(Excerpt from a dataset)

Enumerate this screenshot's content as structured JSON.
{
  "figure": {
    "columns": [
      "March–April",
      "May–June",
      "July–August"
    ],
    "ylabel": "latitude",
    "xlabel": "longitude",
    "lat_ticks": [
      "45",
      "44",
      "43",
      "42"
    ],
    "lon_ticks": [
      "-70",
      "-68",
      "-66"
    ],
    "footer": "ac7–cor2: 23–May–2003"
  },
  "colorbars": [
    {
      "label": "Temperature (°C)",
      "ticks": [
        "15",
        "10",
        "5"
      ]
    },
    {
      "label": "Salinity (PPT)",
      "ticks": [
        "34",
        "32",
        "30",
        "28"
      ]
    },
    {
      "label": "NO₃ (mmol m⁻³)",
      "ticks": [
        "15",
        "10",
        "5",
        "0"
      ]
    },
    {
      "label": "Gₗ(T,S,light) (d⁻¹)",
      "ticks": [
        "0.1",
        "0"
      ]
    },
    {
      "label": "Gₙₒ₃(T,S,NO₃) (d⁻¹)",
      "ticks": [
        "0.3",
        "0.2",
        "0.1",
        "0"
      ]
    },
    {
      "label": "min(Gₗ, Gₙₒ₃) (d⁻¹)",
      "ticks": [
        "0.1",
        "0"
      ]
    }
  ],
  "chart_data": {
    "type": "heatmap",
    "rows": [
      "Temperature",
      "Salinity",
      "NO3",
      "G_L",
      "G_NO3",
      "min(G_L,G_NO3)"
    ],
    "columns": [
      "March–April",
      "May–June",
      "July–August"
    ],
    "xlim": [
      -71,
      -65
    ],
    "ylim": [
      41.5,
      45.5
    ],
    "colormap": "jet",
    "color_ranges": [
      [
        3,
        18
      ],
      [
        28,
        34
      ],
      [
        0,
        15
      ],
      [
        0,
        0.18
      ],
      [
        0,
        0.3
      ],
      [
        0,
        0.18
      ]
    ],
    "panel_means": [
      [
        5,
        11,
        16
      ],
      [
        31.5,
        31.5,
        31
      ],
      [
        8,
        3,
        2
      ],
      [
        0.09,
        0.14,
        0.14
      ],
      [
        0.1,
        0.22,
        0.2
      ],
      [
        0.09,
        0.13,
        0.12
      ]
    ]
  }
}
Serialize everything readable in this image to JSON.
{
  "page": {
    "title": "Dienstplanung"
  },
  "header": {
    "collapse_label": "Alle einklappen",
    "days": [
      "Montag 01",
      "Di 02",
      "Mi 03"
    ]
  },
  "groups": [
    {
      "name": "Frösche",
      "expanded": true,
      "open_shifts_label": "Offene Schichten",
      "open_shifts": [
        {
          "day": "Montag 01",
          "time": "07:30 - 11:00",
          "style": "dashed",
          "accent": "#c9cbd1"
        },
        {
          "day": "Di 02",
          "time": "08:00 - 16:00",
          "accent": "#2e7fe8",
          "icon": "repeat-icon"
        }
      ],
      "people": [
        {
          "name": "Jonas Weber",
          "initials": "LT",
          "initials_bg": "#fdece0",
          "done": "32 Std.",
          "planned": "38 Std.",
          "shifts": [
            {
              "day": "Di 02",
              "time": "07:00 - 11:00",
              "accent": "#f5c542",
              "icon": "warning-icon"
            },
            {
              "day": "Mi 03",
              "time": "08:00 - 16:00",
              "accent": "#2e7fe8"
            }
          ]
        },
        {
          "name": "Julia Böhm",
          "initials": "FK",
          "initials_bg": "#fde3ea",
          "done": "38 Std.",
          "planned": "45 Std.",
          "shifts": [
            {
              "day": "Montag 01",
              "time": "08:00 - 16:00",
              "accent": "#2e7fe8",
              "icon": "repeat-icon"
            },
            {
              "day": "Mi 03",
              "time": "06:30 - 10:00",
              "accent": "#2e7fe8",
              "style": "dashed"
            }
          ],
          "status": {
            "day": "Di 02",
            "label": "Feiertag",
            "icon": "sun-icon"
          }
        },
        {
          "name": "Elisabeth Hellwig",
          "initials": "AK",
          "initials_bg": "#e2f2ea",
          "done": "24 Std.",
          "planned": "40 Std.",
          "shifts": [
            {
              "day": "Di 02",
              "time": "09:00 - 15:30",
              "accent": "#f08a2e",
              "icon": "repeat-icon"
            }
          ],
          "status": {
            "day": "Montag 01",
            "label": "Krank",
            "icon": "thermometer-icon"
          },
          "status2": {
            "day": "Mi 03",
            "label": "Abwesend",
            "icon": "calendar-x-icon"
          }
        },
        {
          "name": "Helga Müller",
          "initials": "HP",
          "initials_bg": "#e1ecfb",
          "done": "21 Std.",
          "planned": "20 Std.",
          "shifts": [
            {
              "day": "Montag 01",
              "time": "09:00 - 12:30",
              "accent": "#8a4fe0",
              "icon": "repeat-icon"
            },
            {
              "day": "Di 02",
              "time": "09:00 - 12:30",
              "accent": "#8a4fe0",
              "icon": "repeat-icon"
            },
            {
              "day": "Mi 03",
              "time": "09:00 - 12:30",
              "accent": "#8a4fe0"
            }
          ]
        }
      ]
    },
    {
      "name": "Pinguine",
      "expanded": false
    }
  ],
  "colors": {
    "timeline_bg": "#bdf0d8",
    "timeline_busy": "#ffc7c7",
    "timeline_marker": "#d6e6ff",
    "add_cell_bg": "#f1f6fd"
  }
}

* Exercise goal
Quote the listing in full, please, keeping every line exact.

* Result
Enumerate this screenshot's content as structured JSON.
{
  "figure": {
    "columns": [
      "March–April",
      "May–June",
      "July–August"
    ],
    "ylabel": "latitude",
    "xlabel": "longitude",
    "lat_ticks": [
      "45",
      "44",
      "43",
      "42"
    ],
    "lon_ticks": [
      "-70",
      "-68",
      "-66"
    ],
    "footer": "ac7–cor2: 23–May–2003"
  },
  "colorbars": [
    {
      "label": "Temperature (°C)",
      "ticks": [
        "15",
        "10",
        "5"
      ]
    },
    {
      "label": "Salinity (PPT)",
      "ticks": [
        "34",
        "32",
        "30",
        "28"
      ]
    },
    {
      "label": "NO₃ (mmol m⁻³)",
      "ticks": [
        "15",
        "10",
        "5",
        "0"
      ]
    },
    {
      "label": "Gₗ(T,S,light) (d⁻¹)",
      "ticks": [
        "0.1",
        "0"
      ]
    },
    {
      "label": "Gₙₒ₃(T,S,NO₃) (d⁻¹)",
      "ticks": [
        "0.3",
        "0.2",
        "0.1",
        "0"
      ]
    },
    {
      "label": "min(Gₗ, Gₙₒ₃) (d⁻¹)",
      "ticks": [
        "0.1",
        "0"
      ]
    }
  ],
  "chart_data": {
    "type": "heatmap",
    "rows": [
      "Temperature",
      "Salinity",
      "NO3",
      "G_L",
      "G_NO3",
      "min(G_L,G_NO3)"
    ],
    "columns": [
      "March–April",
      "May–June",
      "July–August"
    ],
    "xlim": [
      -71,
      -65
    ],
    "ylim": [
      41.5,
      45.5
    ],
    "colormap": "jet",
    "color_ranges": [
      [
        3,
        18
      ],
      [
        28,
        34
      ],
      [
        0,
        15
      ],
      [
        0,
        0.18
      ],
      [
        0,
        0.3
      ],
      [
        0,
        0.18
      ]
    ],
    "panel_means": [
      [
        5,
        11,
        16
      ],
      [
        31.5,
        31.5,
        31
      ],
      [
        8,
        3,
        2
      ],
      [
        0.09,
        0.14,
        0.14
      ],
      [
        0.1,
        0.22,
        0.2
      ],
      [
        0.09,
        0.13,
        0.12
      ]
    ]
  }
}
Serialize everything readable in this image to JSON.
{
  "page": {
    "title": "Dienstplanung"
  },
  "header": {
    "collapse_label": "Alle einklappen",
    "days": [
      "Montag 01",
      "Di 02",
      "Mi 03"
    ]
  },
  "groups": [
    {
      "name": "Frösche",
      "expanded": true,
      "open_shifts_label": "Offene Schichten",
      "open_shifts": [
        {
          "day": "Montag 01",
          "time": "07:30 - 11:00",
          "style": "dashed",
          "accent": "#c9cbd1"
        },
        {
          "day": "Di 02",
          "time": "08:00 - 16:00",
          "accent": "#2e7fe8",
          "icon": "repeat-icon"
        }
      ],
      "people": [
        {
          "name": "Jonas Weber",
          "initials": "LT",
          "initials_bg": "#fdece0",
          "done": "32 Std.",
          "planned": "38 Std.",
          "shifts": [
            {
              "day": "Di 02",
              "time": "07:00 - 11:00",
              "accent": "#f5c542",
              "icon": "warning-icon"
            },
            {
              "day": "Mi 03",
              "time": "08:00 - 16:00",
              "accent": "#2e7fe8"
            }
          ]
        },
        {
          "name": "Julia Böhm",
          "initials": "FK",
          "initials_bg": "#fde3ea",
          "done": "38 Std.",
          "planned": "45 Std.",
          "shifts": [
            {
              "day": "Montag 01",
              "time": "08:00 - 16:00",
              "accent": "#2e7fe8",
              "icon": "repeat-icon"
            },
            {
              "day": "Mi 03",
              "time": "06:30 - 10:00",
              "accent": "#2e7fe8",
              "style": "dashed"
            }
          ],
          "status": {
            "day": "Di 02",
            "label": "Feiertag",
            "icon": "sun-icon"
          }
        },
        {
          "name": "Elisabeth Hellwig",
          "initials": "AK",
          "initials_bg": "#e2f2ea",
          "done": "24 Std.",
          "planned": "40 Std.",
          "shifts": [
            {
              "day": "Di 02",
              "time": "09:00 - 15:30",
              "accent": "#f08a2e",
              "icon": "repeat-icon"
            }
          ],
          "status": {
            "day": "Montag 01",
            "label": "Krank",
            "icon": "thermometer-icon"
          },
          "status2": {
            "day": "Mi 03",
            "label": "Abwesend",
            "icon": "calendar-x-icon"
          }
        },
        {
          "name": "Helga Müller",
          "initials": "HP",
          "initials_bg": "#e1ecfb",
          "done": "21 Std.",
          "planned": "20 Std.",
          "shifts": [
            {
              "day": "Montag 01",
              "time": "09:00 - 12:30",
              "accent": "#8a4fe0",
              "icon": "repeat-icon"
            },
            {
              "day": "Di 02",
              "time": "09:00 - 12:30",
              "accent": "#8a4fe0",
              "icon": "repeat-icon"
            },
            {
              "day": "Mi 03",
              "time": "09:00 - 12:30",
              "accent": "#8a4fe0"
            }
          ]
        }
      ]
    },
    {
      "name": "Pinguine",
      "expanded": false
    }
  ],
  "colors": {
    "timeline_bg": "#bdf0d8",
    "timeline_busy": "#ffc7c7",
    "timeline_marker": "#d6e6ff",
    "add_cell_bg": "#f1f6fd"
  }
}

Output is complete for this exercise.